▸ **REQUIREMENT**: Exactly as they appear, output all of the records. Skip any images.

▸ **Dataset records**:
------------------------------------------------------------------------
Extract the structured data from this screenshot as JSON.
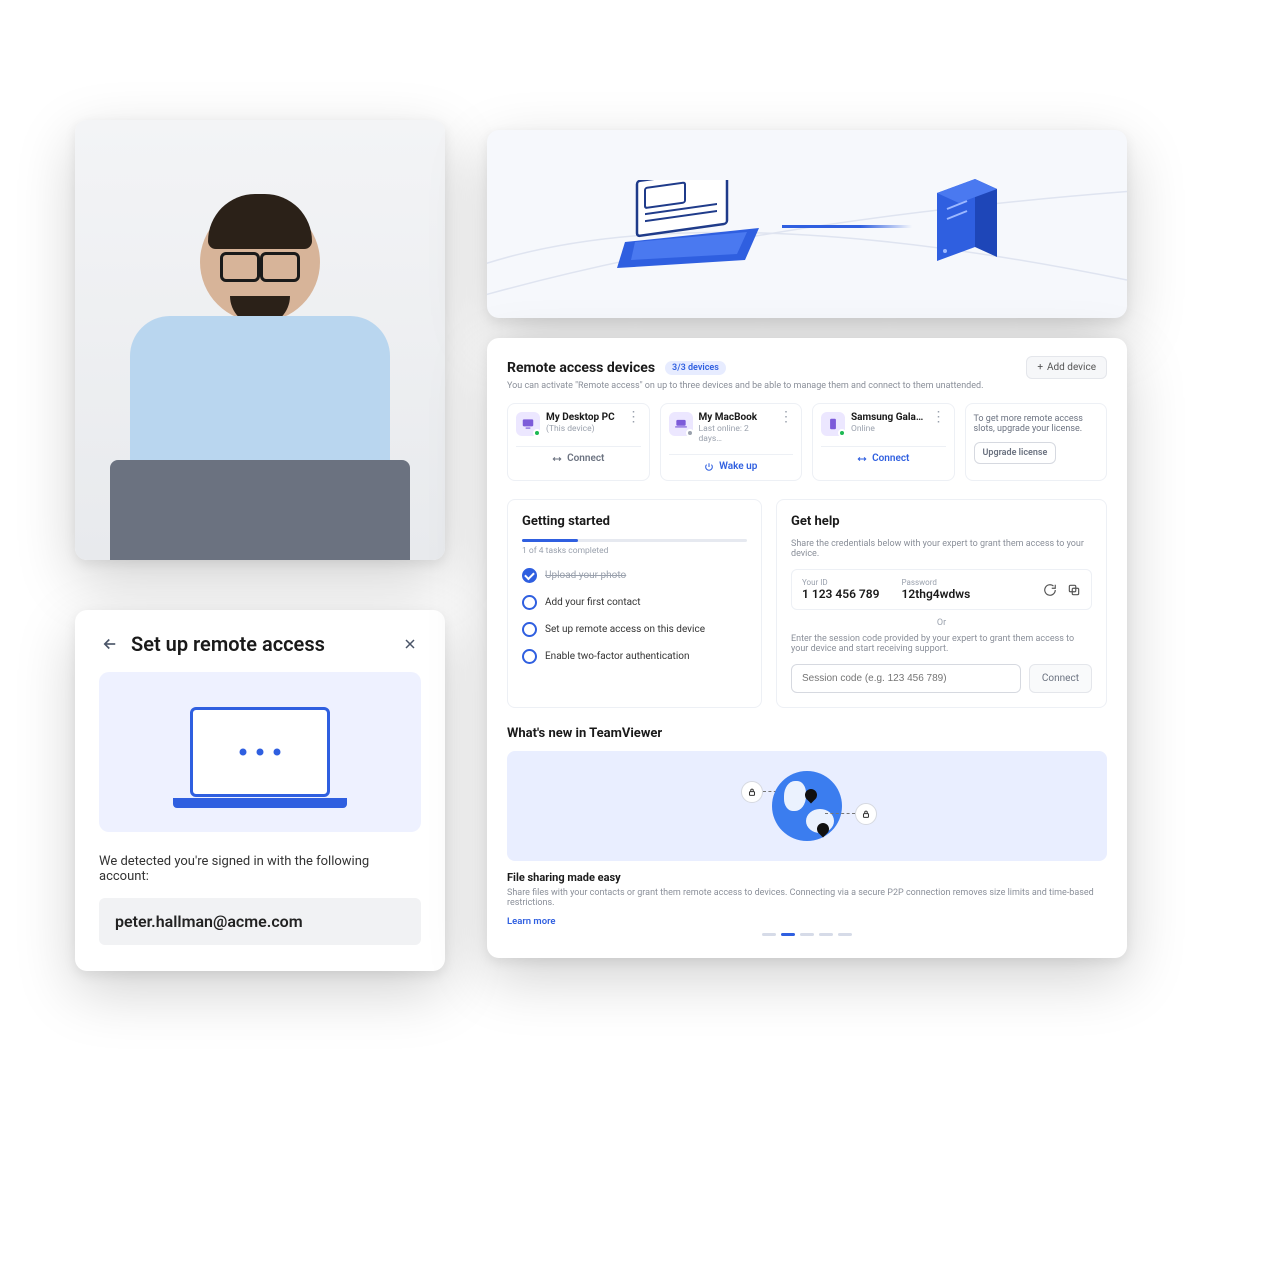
{
  "setup": {
    "title": "Set up remote access",
    "detected_text": "We detected you're signed in with the following account:",
    "email": "peter.hallman@acme.com"
  },
  "dashboard": {
    "devices_section": {
      "title": "Remote access devices",
      "badge": "3/3 devices",
      "subtitle": "You can activate \"Remote access\" on up to three devices and be able to manage them and connect to them unattended.",
      "add_label": "Add device"
    },
    "devices": [
      {
        "name": "My Desktop PC",
        "status": "(This device)",
        "action": "Connect",
        "type": "pc",
        "online": true,
        "action_style": "gray"
      },
      {
        "name": "My MacBook",
        "status": "Last online: 2 days…",
        "action": "Wake up",
        "type": "mac",
        "online": false,
        "action_style": "blue"
      },
      {
        "name": "Samsung Galaxy…",
        "status": "Online",
        "action": "Connect",
        "type": "mob",
        "online": true,
        "action_style": "blue"
      }
    ],
    "upgrade": {
      "text": "To get more remote access slots, upgrade your license.",
      "button": "Upgrade license"
    },
    "getting_started": {
      "title": "Getting started",
      "progress_text": "1 of 4 tasks completed",
      "tasks": [
        {
          "label": "Upload your photo",
          "done": true
        },
        {
          "label": "Add your first contact",
          "done": false
        },
        {
          "label": "Set up remote access on this device",
          "done": false
        },
        {
          "label": "Enable two-factor authentication",
          "done": false
        }
      ]
    },
    "get_help": {
      "title": "Get help",
      "share_text": "Share the credentials below with your expert to grant them access to your device.",
      "id_label": "Your ID",
      "id_value": "1 123 456 789",
      "pw_label": "Password",
      "pw_value": "12thg4wdws",
      "or": "Or",
      "enter_text": "Enter the session code provided by your expert to grant them access to your device and start receiving support.",
      "placeholder": "Session code (e.g. 123 456 789)",
      "connect": "Connect"
    },
    "whats_new": {
      "title": "What's new in TeamViewer",
      "item_title": "File sharing made easy",
      "item_body": "Share files with your contacts or grant them remote access to devices. Connecting via a secure P2P connection removes size limits and time-based restrictions.",
      "learn_more": "Learn more"
    }
  }
}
------------------------------------------------------------------------
▸ **SOLVED EXERCISE**:
Extract the structured data from this screenshot as JSON.
{
  "setup": {
    "title": "Set up remote access",
    "detected_text": "We detected you're signed in with the following account:",
    "email": "peter.hallman@acme.com"
  },
  "dashboard": {
    "devices_section": {
      "title": "Remote access devices",
      "badge": "3/3 devices",
      "subtitle": "You can activate \"Remote access\" on up to three devices and be able to manage them and connect to them unattended.",
      "add_label": "Add device"
    },
    "devices": [
      {
        "name": "My Desktop PC",
        "status": "(This device)",
        "action": "Connect",
        "type": "pc",
        "online": true,
        "action_style": "gray"
      },
      {
        "name": "My MacBook",
        "status": "Last online: 2 days…",
        "action": "Wake up",
        "type": "mac",
        "online": false,
        "action_style": "blue"
      },
      {
        "name": "Samsung Galaxy…",
        "status": "Online",
        "action": "Connect",
        "type": "mob",
        "online": true,
        "action_style": "blue"
      }
    ],
    "upgrade": {
      "text": "To get more remote access slots, upgrade your license.",
      "button": "Upgrade license"
    },
    "getting_started": {
      "title": "Getting started",
      "progress_text": "1 of 4 tasks completed",
      "tasks": [
        {
          "label": "Upload your photo",
          "done": true
        },
        {
          "label": "Add your first contact",
          "done": false
        },
        {
          "label": "Set up remote access on this device",
          "done": false
        },
        {
          "label": "Enable two-factor authentication",
          "done": false
        }
      ]
    },
    "get_help": {
      "title": "Get help",
      "share_text": "Share the credentials below with your expert to grant them access to your device.",
      "id_label": "Your ID",
      "id_value": "1 123 456 789",
      "pw_label": "Password",
      "pw_value": "12thg4wdws",
      "or": "Or",
      "enter_text": "Enter the session code provided by your expert to grant them access to your device and start receiving support.",
      "placeholder": "Session code (e.g. 123 456 789)",
      "connect": "Connect"
    },
    "whats_new": {
      "title": "What's new in TeamViewer",
      "item_title": "File sharing made easy",
      "item_body": "Share files with your contacts or grant them remote access to devices. Connecting via a secure P2P connection removes size limits and time-based restrictions.",
      "learn_more": "Learn more"
    }
  }
}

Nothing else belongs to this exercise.